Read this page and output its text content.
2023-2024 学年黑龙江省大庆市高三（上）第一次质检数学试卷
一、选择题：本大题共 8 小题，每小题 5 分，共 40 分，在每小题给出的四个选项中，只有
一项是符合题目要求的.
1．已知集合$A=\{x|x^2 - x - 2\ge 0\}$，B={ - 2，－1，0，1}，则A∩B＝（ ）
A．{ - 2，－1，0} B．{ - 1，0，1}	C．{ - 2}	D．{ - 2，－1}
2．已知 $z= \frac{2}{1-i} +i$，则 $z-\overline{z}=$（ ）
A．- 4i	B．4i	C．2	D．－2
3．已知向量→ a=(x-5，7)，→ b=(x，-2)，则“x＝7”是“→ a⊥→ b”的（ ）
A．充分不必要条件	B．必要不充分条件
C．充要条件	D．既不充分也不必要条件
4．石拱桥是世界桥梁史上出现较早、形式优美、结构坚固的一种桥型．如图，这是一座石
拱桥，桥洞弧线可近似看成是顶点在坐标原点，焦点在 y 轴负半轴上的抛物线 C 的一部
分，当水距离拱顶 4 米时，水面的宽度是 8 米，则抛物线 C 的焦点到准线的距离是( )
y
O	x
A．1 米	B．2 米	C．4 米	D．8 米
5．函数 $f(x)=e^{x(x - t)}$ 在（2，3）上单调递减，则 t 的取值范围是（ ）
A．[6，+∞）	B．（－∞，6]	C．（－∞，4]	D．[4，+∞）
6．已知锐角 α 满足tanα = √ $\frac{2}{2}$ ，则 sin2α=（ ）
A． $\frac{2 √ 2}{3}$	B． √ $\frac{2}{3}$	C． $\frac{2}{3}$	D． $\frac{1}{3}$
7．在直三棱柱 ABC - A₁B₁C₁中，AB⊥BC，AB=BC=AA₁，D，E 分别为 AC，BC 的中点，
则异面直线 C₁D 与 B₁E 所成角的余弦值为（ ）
- - - - - - -
_Short problem_. Extract each line of the material exactly as it stands.

_Result of the task_.
Read this page and output its text content.
2023-2024 学年黑龙江省大庆市高三（上）第一次质检数学试卷
一、选择题：本大题共 8 小题，每小题 5 分，共 40 分，在每小题给出的四个选项中，只有
一项是符合题目要求的.
1．已知集合$A=\{x|x^2 - x - 2\ge 0\}$，B={ - 2，－1，0，1}，则A∩B＝（ ）
A．{ - 2，－1，0} B．{ - 1，0，1}	C．{ - 2}	D．{ - 2，－1}
2．已知 $z= \frac{2}{1-i} +i$，则 $z-\overline{z}=$（ ）
A．- 4i	B．4i	C．2	D．－2
3．已知向量→ a=(x-5，7)，→ b=(x，-2)，则“x＝7”是“→ a⊥→ b”的（ ）
A．充分不必要条件	B．必要不充分条件
C．充要条件	D．既不充分也不必要条件
4．石拱桥是世界桥梁史上出现较早、形式优美、结构坚固的一种桥型．如图，这是一座石
拱桥，桥洞弧线可近似看成是顶点在坐标原点，焦点在 y 轴负半轴上的抛物线 C 的一部
分，当水距离拱顶 4 米时，水面的宽度是 8 米，则抛物线 C 的焦点到准线的距离是( )
y
O	x
A．1 米	B．2 米	C．4 米	D．8 米
5．函数 $f(x)=e^{x(x - t)}$ 在（2，3）上单调递减，则 t 的取值范围是（ ）
A．[6，+∞）	B．（－∞，6]	C．（－∞，4]	D．[4，+∞）
6．已知锐角 α 满足tanα = √ $\frac{2}{2}$ ，则 sin2α=（ ）
A． $\frac{2 √ 2}{3}$	B． √ $\frac{2}{3}$	C． $\frac{2}{3}$	D． $\frac{1}{3}$
7．在直三棱柱 ABC - A₁B₁C₁中，AB⊥BC，AB=BC=AA₁，D，E 分别为 AC，BC 的中点，
则异面直线 C₁D 与 B₁E 所成角的余弦值为（ ）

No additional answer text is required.